Answer with nothing but a number: how many lines include the word "Currency"?

**Extracted information**
····················
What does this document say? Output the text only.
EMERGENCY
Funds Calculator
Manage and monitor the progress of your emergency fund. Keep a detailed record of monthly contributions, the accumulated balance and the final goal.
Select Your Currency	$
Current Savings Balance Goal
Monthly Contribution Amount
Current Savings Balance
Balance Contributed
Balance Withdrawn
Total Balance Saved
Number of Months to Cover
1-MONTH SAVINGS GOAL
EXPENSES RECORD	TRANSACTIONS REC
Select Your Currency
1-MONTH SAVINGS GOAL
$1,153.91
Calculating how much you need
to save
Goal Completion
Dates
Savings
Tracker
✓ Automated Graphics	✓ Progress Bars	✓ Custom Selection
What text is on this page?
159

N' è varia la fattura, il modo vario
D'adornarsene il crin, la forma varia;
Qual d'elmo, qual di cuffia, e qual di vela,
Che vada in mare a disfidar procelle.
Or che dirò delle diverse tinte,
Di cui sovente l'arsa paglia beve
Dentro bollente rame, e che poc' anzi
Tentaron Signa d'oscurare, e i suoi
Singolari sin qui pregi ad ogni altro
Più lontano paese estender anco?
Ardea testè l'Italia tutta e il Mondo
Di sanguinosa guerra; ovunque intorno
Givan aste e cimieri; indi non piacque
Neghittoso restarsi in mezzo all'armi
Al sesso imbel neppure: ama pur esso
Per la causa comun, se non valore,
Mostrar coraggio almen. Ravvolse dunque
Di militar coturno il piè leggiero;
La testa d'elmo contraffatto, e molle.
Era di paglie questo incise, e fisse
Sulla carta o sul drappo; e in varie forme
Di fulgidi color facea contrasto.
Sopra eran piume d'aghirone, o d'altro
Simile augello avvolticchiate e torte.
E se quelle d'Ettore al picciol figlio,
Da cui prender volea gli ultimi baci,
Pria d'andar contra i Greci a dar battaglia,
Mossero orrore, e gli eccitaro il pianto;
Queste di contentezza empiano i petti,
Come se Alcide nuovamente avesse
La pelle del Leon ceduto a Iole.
····················
**Reply to the task**
2